[Raw records]
.....

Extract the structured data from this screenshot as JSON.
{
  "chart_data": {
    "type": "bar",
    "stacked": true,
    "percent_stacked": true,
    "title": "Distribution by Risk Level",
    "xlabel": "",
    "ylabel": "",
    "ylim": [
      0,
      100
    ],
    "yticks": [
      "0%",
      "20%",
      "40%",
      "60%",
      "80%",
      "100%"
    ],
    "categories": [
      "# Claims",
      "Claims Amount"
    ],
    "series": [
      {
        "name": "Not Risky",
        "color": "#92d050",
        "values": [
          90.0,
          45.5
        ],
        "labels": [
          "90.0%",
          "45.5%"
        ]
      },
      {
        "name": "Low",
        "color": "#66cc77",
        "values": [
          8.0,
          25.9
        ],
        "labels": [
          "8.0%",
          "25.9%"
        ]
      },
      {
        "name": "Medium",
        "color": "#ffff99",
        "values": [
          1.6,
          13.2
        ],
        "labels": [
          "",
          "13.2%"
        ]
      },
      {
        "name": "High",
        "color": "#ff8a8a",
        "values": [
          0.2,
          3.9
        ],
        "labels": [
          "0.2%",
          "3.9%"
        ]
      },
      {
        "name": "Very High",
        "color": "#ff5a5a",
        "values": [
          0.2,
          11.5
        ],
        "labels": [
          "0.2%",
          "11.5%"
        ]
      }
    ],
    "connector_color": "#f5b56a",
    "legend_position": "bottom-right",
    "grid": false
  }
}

.....

> [Task to complete] From the records above, extract each line exactly as shown.

> [Response to the task]
Extract the structured data from this screenshot as JSON.
{
  "chart_data": {
    "type": "bar",
    "stacked": true,
    "percent_stacked": true,
    "title": "Distribution by Risk Level",
    "xlabel": "",
    "ylabel": "",
    "ylim": [
      0,
      100
    ],
    "yticks": [
      "0%",
      "20%",
      "40%",
      "60%",
      "80%",
      "100%"
    ],
    "categories": [
      "# Claims",
      "Claims Amount"
    ],
    "series": [
      {
        "name": "Not Risky",
        "color": "#92d050",
        "values": [
          90.0,
          45.5
        ],
        "labels": [
          "90.0%",
          "45.5%"
        ]
      },
      {
        "name": "Low",
        "color": "#66cc77",
        "values": [
          8.0,
          25.9
        ],
        "labels": [
          "8.0%",
          "25.9%"
        ]
      },
      {
        "name": "Medium",
        "color": "#ffff99",
        "values": [
          1.6,
          13.2
        ],
        "labels": [
          "",
          "13.2%"
        ]
      },
      {
        "name": "High",
        "color": "#ff8a8a",
        "values": [
          0.2,
          3.9
        ],
        "labels": [
          "0.2%",
          "3.9%"
        ]
      },
      {
        "name": "Very High",
        "color": "#ff5a5a",
        "values": [
          0.2,
          11.5
        ],
        "labels": [
          "0.2%",
          "11.5%"
        ]
      }
    ],
    "connector_color": "#f5b56a",
    "legend_position": "bottom-right",
    "grid": false
  }
}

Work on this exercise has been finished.